● **The input**

---

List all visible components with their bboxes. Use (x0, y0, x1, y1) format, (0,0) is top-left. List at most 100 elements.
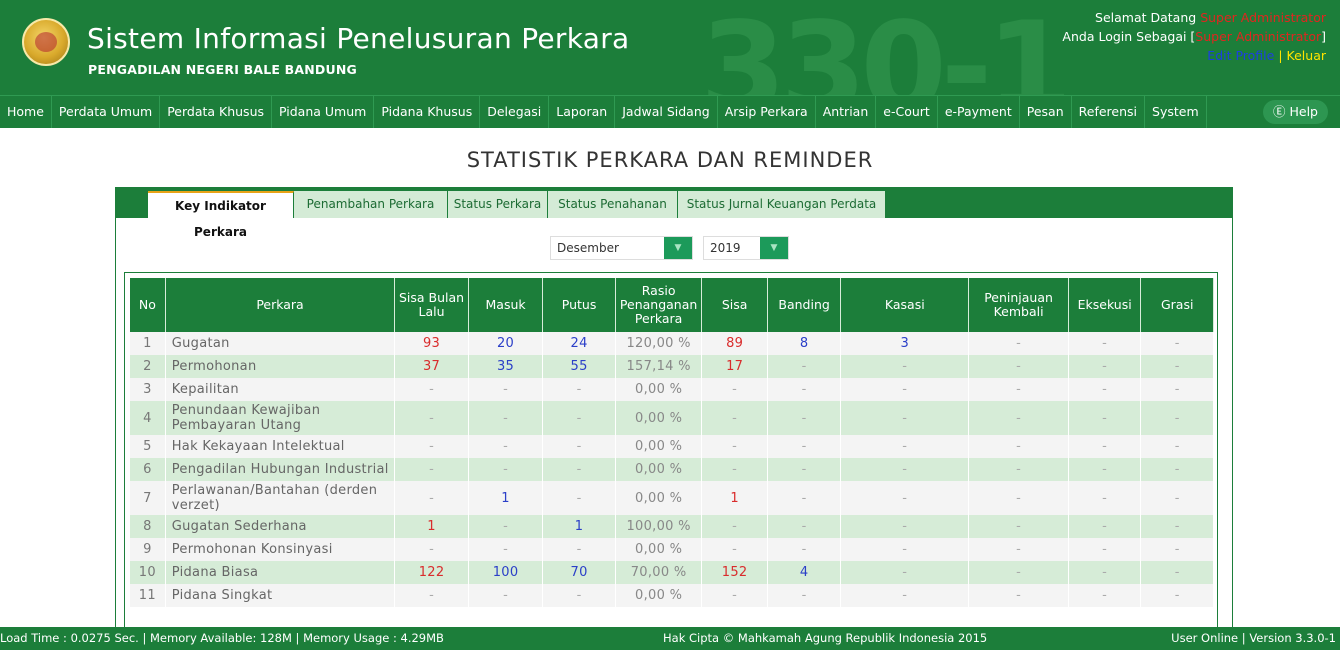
table-row[interactable]: 1 Gugatan 93 20 24 120,00 % 89 8 3- - - (130, 332, 1214, 355)
nav-system[interactable]: System (1145, 96, 1207, 128)
cell-sisa-lalu: 37 (394, 355, 469, 378)
table-row[interactable]: 8 Gugatan Sederhana 1-1 100,00 % - - - - - - (130, 515, 1214, 538)
user-role: Super Administrator (1195, 29, 1322, 44)
col-header-sisa: Sisa (701, 278, 768, 332)
welcome-label: Selamat Datang (1095, 10, 1197, 25)
cell-perkara: Permohonan (165, 355, 396, 378)
cell-sisa-lalu: - (394, 378, 469, 401)
col-header-grasi: Grasi (1140, 278, 1214, 332)
cell-banding: - (767, 378, 842, 401)
load-stats: Load Time : 0.0275 Sec. | Memory Availab… (0, 631, 444, 645)
table-row[interactable]: 3 Kepailitan - - -0,00 % - - - - - - (130, 378, 1214, 401)
table-row[interactable]: 4 Penundaan Kewajiban Pembayaran Utang - - -… (130, 401, 1214, 435)
cell-masuk: - (468, 458, 544, 481)
nav-perdata-umum[interactable]: Perdata Umum (52, 96, 161, 128)
tab-key-indikator-perkara[interactable]: Key Indikator Perkara (148, 191, 294, 239)
cell-sisa-lalu: - (394, 435, 469, 458)
nav-pidana-khusus[interactable]: Pidana Khusus (374, 96, 481, 128)
cell-no: 4 (130, 401, 166, 435)
cell-putus: - (542, 584, 616, 607)
tab-status-penahanan[interactable]: Status Penahanan (548, 191, 678, 218)
cell-perkara: Gugatan Sederhana (165, 515, 396, 538)
cell-banding: - (767, 435, 842, 458)
login-as-label: Anda Login Sebagai [ (1062, 29, 1196, 44)
cell-sisa: - (701, 378, 768, 401)
nav-arsip-perkara[interactable]: Arsip Perkara (718, 96, 816, 128)
court-name: PENGADILAN NEGERI BALE BANDUNG (88, 62, 357, 77)
main-navigation: Home Perdata Umum Perdata Khusus Pidana … (0, 95, 1340, 128)
nav-jadwal-sidang[interactable]: Jadwal Sidang (615, 96, 718, 128)
cell-no: 8 (130, 515, 166, 538)
table-row[interactable]: 2 Permohonan 37 35 55 157,14 % 17- - - - - (130, 355, 1214, 378)
cell-no: 6 (130, 458, 166, 481)
month-select[interactable]: Desember ▼ (550, 236, 693, 260)
cell-pk: - (968, 515, 1069, 538)
user-welcome: Selamat Datang Super Administrator Anda … (1062, 8, 1326, 65)
col-header-kasasi: Kasasi (840, 278, 970, 332)
tab-status-perkara[interactable]: Status Perkara (448, 191, 548, 218)
nav-delegasi[interactable]: Delegasi (480, 96, 550, 128)
year-select[interactable]: 2019 ▼ (703, 236, 789, 260)
page-title: STATISTIK PERKARA DAN REMINDER (466, 148, 874, 172)
app-title: Sistem Informasi Penelusuran Perkara (87, 22, 630, 55)
table-container: No Perkara Sisa Bulan Lalu Masuk Putus R… (124, 272, 1218, 627)
table-row[interactable]: 10 Pidana Biasa 122 100 70 70,00 % 152 4- - - - (130, 561, 1214, 584)
nav-laporan[interactable]: Laporan (549, 96, 616, 128)
nav-pidana-umum[interactable]: Pidana Umum (272, 96, 375, 128)
cell-putus: - (542, 481, 616, 515)
table-row[interactable]: 11 Pidana Singkat - - -0,00 % - - - - - - (130, 584, 1214, 607)
cell-eksekusi: - (1068, 584, 1142, 607)
edit-profile-link[interactable]: Edit Profile (1207, 48, 1274, 63)
cell-masuk: - (468, 401, 544, 435)
cell-perkara: Pengadilan Hubungan Industrial (165, 458, 396, 481)
cell-no: 9 (130, 538, 166, 561)
cell-perkara: Pidana Biasa (165, 561, 396, 584)
cell-pk: - (968, 355, 1069, 378)
cell-rasio: 0,00 % (615, 458, 703, 481)
cell-rasio: 0,00 % (615, 538, 703, 561)
tab-status-jurnal-keuangan-perdata[interactable]: Status Jurnal Keuangan Perdata (678, 191, 886, 218)
nav-antrian[interactable]: Antrian (816, 96, 877, 128)
cell-no: 2 (130, 355, 166, 378)
cell-rasio: 0,00 % (615, 584, 703, 607)
cell-eksekusi: - (1068, 332, 1142, 355)
nav-referensi[interactable]: Referensi (1072, 96, 1146, 128)
nav-home[interactable]: Home (0, 96, 52, 128)
cell-no: 11 (130, 584, 166, 607)
chevron-down-icon[interactable]: ▼ (760, 237, 788, 259)
nav-e-court[interactable]: e-Court (876, 96, 938, 128)
cell-masuk: 1 (468, 481, 544, 515)
cell-grasi: - (1140, 458, 1214, 481)
nav-pesan[interactable]: Pesan (1020, 96, 1072, 128)
table-row[interactable]: 6 Pengadilan Hubungan Industrial - - -0,00 %… (130, 458, 1214, 481)
cell-putus: 1 (542, 515, 616, 538)
cell-pk: - (968, 561, 1069, 584)
cell-sisa-lalu: - (394, 584, 469, 607)
cell-banding: - (767, 401, 842, 435)
cell-grasi: - (1140, 584, 1214, 607)
cell-pk: - (968, 401, 1069, 435)
nav-e-payment[interactable]: e-Payment (938, 96, 1020, 128)
col-header-no: No (130, 278, 166, 332)
cell-rasio: 0,00 % (615, 378, 703, 401)
help-button[interactable]: Ⓔ Help (1263, 100, 1328, 124)
table-row[interactable]: 9 Permohonan Konsinyasi - - -0,00 % - - - - - - (130, 538, 1214, 561)
logout-link[interactable]: Keluar (1287, 48, 1326, 63)
cell-masuk: 20 (468, 332, 544, 355)
cell-eksekusi: - (1068, 458, 1142, 481)
tab-penambahan-perkara[interactable]: Penambahan Perkara (294, 191, 448, 218)
table-row[interactable]: 7 Perlawanan/Bantahan (derden verzet) -1-0… (130, 481, 1214, 515)
cell-masuk: - (468, 435, 544, 458)
cell-rasio: 0,00 % (615, 481, 703, 515)
cell-putus: 70 (542, 561, 616, 584)
cell-sisa: - (701, 458, 768, 481)
cell-rasio: 100,00 % (615, 515, 703, 538)
col-header-sisa-bulan-lalu: Sisa Bulan Lalu (394, 278, 469, 332)
statistics-table: No Perkara Sisa Bulan Lalu Masuk Putus R… (130, 278, 1214, 607)
cell-eksekusi: - (1068, 435, 1142, 458)
copyright: Hak Cipta © Mahkamah Agung Republik Indo… (663, 631, 988, 645)
table-row[interactable]: 5 Hak Kekayaan Intelektual - - -0,00 % - - - - - - (130, 435, 1214, 458)
cell-masuk: - (468, 515, 544, 538)
nav-perdata-khusus[interactable]: Perdata Khusus (160, 96, 273, 128)
chevron-down-icon[interactable]: ▼ (664, 237, 692, 259)
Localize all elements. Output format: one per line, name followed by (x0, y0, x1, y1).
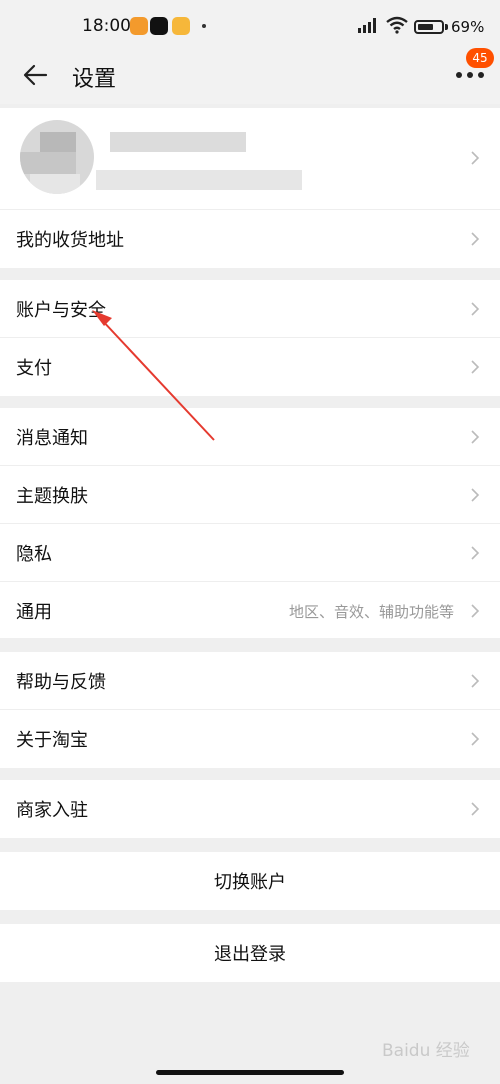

---

● **Problem statement**
Print all the records above line for line and without a single change, leaving out the pictures.

● **Task result**
List all visible components with their bboxes. Use (x0, y0, x1, y1) format, (0,0) is top-left. List at most 100 elements.
table-row[interactable]: 1 Gugatan 93 20 24 120,00 % 89 8 3- - - (130, 332, 1214, 355)
nav-system[interactable]: System (1145, 96, 1207, 128)
cell-sisa-lalu: 37 (394, 355, 469, 378)
table-row[interactable]: 8 Gugatan Sederhana 1-1 100,00 % - - - - - - (130, 515, 1214, 538)
user-role: Super Administrator (1195, 29, 1322, 44)
col-header-sisa: Sisa (701, 278, 768, 332)
welcome-label: Selamat Datang (1095, 10, 1197, 25)
cell-perkara: Permohonan (165, 355, 396, 378)
cell-sisa-lalu: - (394, 378, 469, 401)
col-header-grasi: Grasi (1140, 278, 1214, 332)
cell-banding: - (767, 378, 842, 401)
load-stats: Load Time : 0.0275 Sec. | Memory Availab… (0, 631, 444, 645)
table-row[interactable]: 3 Kepailitan - - -0,00 % - - - - - - (130, 378, 1214, 401)
table-row[interactable]: 4 Penundaan Kewajiban Pembayaran Utang - - -… (130, 401, 1214, 435)
cell-masuk: - (468, 458, 544, 481)
nav-perdata-umum[interactable]: Perdata Umum (52, 96, 161, 128)
tab-key-indikator-perkara[interactable]: Key Indikator Perkara (148, 191, 294, 239)
cell-sisa-lalu: - (394, 435, 469, 458)
nav-pidana-khusus[interactable]: Pidana Khusus (374, 96, 481, 128)
cell-no: 4 (130, 401, 166, 435)
cell-putus: - (542, 584, 616, 607)
tab-status-penahanan[interactable]: Status Penahanan (548, 191, 678, 218)
cell-perkara: Gugatan Sederhana (165, 515, 396, 538)
cell-banding: - (767, 435, 842, 458)
login-as-label: Anda Login Sebagai [ (1062, 29, 1196, 44)
cell-sisa: - (701, 378, 768, 401)
nav-arsip-perkara[interactable]: Arsip Perkara (718, 96, 816, 128)
court-name: PENGADILAN NEGERI BALE BANDUNG (88, 62, 357, 77)
main-navigation: Home Perdata Umum Perdata Khusus Pidana … (0, 95, 1340, 128)
nav-jadwal-sidang[interactable]: Jadwal Sidang (615, 96, 718, 128)
cell-no: 8 (130, 515, 166, 538)
table-row[interactable]: 2 Permohonan 37 35 55 157,14 % 17- - - - - (130, 355, 1214, 378)
cell-no: 6 (130, 458, 166, 481)
month-select[interactable]: Desember ▼ (550, 236, 693, 260)
cell-pk: - (968, 515, 1069, 538)
user-welcome: Selamat Datang Super Administrator Anda … (1062, 8, 1326, 65)
col-header-kasasi: Kasasi (840, 278, 970, 332)
tab-status-perkara[interactable]: Status Perkara (448, 191, 548, 218)
nav-delegasi[interactable]: Delegasi (480, 96, 550, 128)
year-select[interactable]: 2019 ▼ (703, 236, 789, 260)
page-title: STATISTIK PERKARA DAN REMINDER (466, 148, 874, 172)
app-title: Sistem Informasi Penelusuran Perkara (87, 22, 630, 55)
table-container: No Perkara Sisa Bulan Lalu Masuk Putus R… (124, 272, 1218, 627)
table-row[interactable]: 10 Pidana Biasa 122 100 70 70,00 % 152 4- - - - (130, 561, 1214, 584)
nav-laporan[interactable]: Laporan (549, 96, 616, 128)
nav-pidana-umum[interactable]: Pidana Umum (272, 96, 375, 128)
cell-putus: - (542, 481, 616, 515)
table-row[interactable]: 11 Pidana Singkat - - -0,00 % - - - - - - (130, 584, 1214, 607)
cell-eksekusi: - (1068, 584, 1142, 607)
edit-profile-link[interactable]: Edit Profile (1207, 48, 1274, 63)
cell-masuk: - (468, 401, 544, 435)
cell-perkara: Pengadilan Hubungan Industrial (165, 458, 396, 481)
cell-no: 9 (130, 538, 166, 561)
cell-perkara: Pidana Biasa (165, 561, 396, 584)
cell-pk: - (968, 355, 1069, 378)
cell-rasio: 0,00 % (615, 458, 703, 481)
cell-rasio: 0,00 % (615, 538, 703, 561)
tab-status-jurnal-keuangan-perdata[interactable]: Status Jurnal Keuangan Perdata (678, 191, 886, 218)
nav-antrian[interactable]: Antrian (816, 96, 877, 128)
cell-no: 2 (130, 355, 166, 378)
cell-rasio: 0,00 % (615, 584, 703, 607)
cell-eksekusi: - (1068, 332, 1142, 355)
nav-referensi[interactable]: Referensi (1072, 96, 1146, 128)
nav-home[interactable]: Home (0, 96, 52, 128)
cell-no: 11 (130, 584, 166, 607)
chevron-down-icon[interactable]: ▼ (760, 237, 788, 259)
nav-e-court[interactable]: e-Court (876, 96, 938, 128)
cell-masuk: 1 (468, 481, 544, 515)
cell-grasi: - (1140, 458, 1214, 481)
nav-pesan[interactable]: Pesan (1020, 96, 1072, 128)
table-row[interactable]: 6 Pengadilan Hubungan Industrial - - -0,00 %… (130, 458, 1214, 481)
cell-putus: 1 (542, 515, 616, 538)
cell-pk: - (968, 561, 1069, 584)
cell-sisa-lalu: - (394, 584, 469, 607)
cell-banding: - (767, 401, 842, 435)
cell-grasi: - (1140, 584, 1214, 607)
cell-pk: - (968, 401, 1069, 435)
nav-e-payment[interactable]: e-Payment (938, 96, 1020, 128)
col-header-no: No (130, 278, 166, 332)
cell-rasio: 0,00 % (615, 378, 703, 401)
help-button[interactable]: Ⓔ Help (1263, 100, 1328, 124)
table-row[interactable]: 9 Permohonan Konsinyasi - - -0,00 % - - - - - - (130, 538, 1214, 561)
logout-link[interactable]: Keluar (1287, 48, 1326, 63)
cell-masuk: 20 (468, 332, 544, 355)
cell-eksekusi: - (1068, 458, 1142, 481)
tab-penambahan-perkara[interactable]: Penambahan Perkara (294, 191, 448, 218)
table-row[interactable]: 7 Perlawanan/Bantahan (derden verzet) -1-0… (130, 481, 1214, 515)
cell-masuk: - (468, 435, 544, 458)
cell-rasio: 0,00 % (615, 481, 703, 515)
cell-putus: 70 (542, 561, 616, 584)
cell-sisa: - (701, 458, 768, 481)
cell-rasio: 100,00 % (615, 515, 703, 538)
col-header-sisa-bulan-lalu: Sisa Bulan Lalu (394, 278, 469, 332)
statistics-table: No Perkara Sisa Bulan Lalu Masuk Putus R… (130, 278, 1214, 607)
cell-eksekusi: - (1068, 435, 1142, 458)
copyright: Hak Cipta © Mahkamah Agung Republik Indo… (663, 631, 988, 645)
table-row[interactable]: 5 Hak Kekayaan Intelektual - - -0,00 % - - - - - - (130, 435, 1214, 458)
cell-masuk: - (468, 515, 544, 538)
nav-perdata-khusus[interactable]: Perdata Khusus (160, 96, 273, 128)
chevron-down-icon[interactable]: ▼ (664, 237, 692, 259)
Localize all elements. Output format: one per line, name followed by (x0, y0, x1, y1).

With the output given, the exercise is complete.